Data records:
***

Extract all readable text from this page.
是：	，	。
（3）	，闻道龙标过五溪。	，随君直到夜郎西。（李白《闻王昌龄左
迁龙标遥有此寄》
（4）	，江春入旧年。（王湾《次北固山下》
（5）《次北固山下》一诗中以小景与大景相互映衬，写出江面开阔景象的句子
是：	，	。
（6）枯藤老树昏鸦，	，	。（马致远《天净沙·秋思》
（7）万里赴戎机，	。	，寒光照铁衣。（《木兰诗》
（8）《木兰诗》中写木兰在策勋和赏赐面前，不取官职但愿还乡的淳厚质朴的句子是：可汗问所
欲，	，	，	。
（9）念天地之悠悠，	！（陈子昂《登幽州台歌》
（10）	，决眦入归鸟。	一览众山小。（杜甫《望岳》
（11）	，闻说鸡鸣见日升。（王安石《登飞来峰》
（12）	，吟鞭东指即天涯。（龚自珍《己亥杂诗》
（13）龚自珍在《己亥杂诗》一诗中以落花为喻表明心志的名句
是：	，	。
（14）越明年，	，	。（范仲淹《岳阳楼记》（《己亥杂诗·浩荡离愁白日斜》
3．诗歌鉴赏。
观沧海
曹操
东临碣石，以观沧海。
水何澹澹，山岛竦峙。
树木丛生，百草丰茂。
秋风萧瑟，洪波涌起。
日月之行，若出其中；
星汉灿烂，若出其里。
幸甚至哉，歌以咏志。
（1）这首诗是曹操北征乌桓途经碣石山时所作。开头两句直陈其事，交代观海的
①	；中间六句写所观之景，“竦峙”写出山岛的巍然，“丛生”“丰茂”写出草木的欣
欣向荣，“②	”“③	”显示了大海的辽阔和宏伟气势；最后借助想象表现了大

***

What is expected: Extract all lines as given.

Expected answer:
Extract all readable text from this page.
是：	，	。
（3）	，闻道龙标过五溪。	，随君直到夜郎西。（李白《闻王昌龄左
迁龙标遥有此寄》
（4）	，江春入旧年。（王湾《次北固山下》
（5）《次北固山下》一诗中以小景与大景相互映衬，写出江面开阔景象的句子
是：	，	。
（6）枯藤老树昏鸦，	，	。（马致远《天净沙·秋思》
（7）万里赴戎机，	。	，寒光照铁衣。（《木兰诗》
（8）《木兰诗》中写木兰在策勋和赏赐面前，不取官职但愿还乡的淳厚质朴的句子是：可汗问所
欲，	，	，	。
（9）念天地之悠悠，	！（陈子昂《登幽州台歌》
（10）	，决眦入归鸟。	一览众山小。（杜甫《望岳》
（11）	，闻说鸡鸣见日升。（王安石《登飞来峰》
（12）	，吟鞭东指即天涯。（龚自珍《己亥杂诗》
（13）龚自珍在《己亥杂诗》一诗中以落花为喻表明心志的名句
是：	，	。
（14）越明年，	，	。（范仲淹《岳阳楼记》（《己亥杂诗·浩荡离愁白日斜》
3．诗歌鉴赏。
观沧海
曹操
东临碣石，以观沧海。
水何澹澹，山岛竦峙。
树木丛生，百草丰茂。
秋风萧瑟，洪波涌起。
日月之行，若出其中；
星汉灿烂，若出其里。
幸甚至哉，歌以咏志。
（1）这首诗是曹操北征乌桓途经碣石山时所作。开头两句直陈其事，交代观海的
①	；中间六句写所观之景，“竦峙”写出山岛的巍然，“丛生”“丰茂”写出草木的欣
欣向荣，“②	”“③	”显示了大海的辽阔和宏伟气势；最后借助想象表现了大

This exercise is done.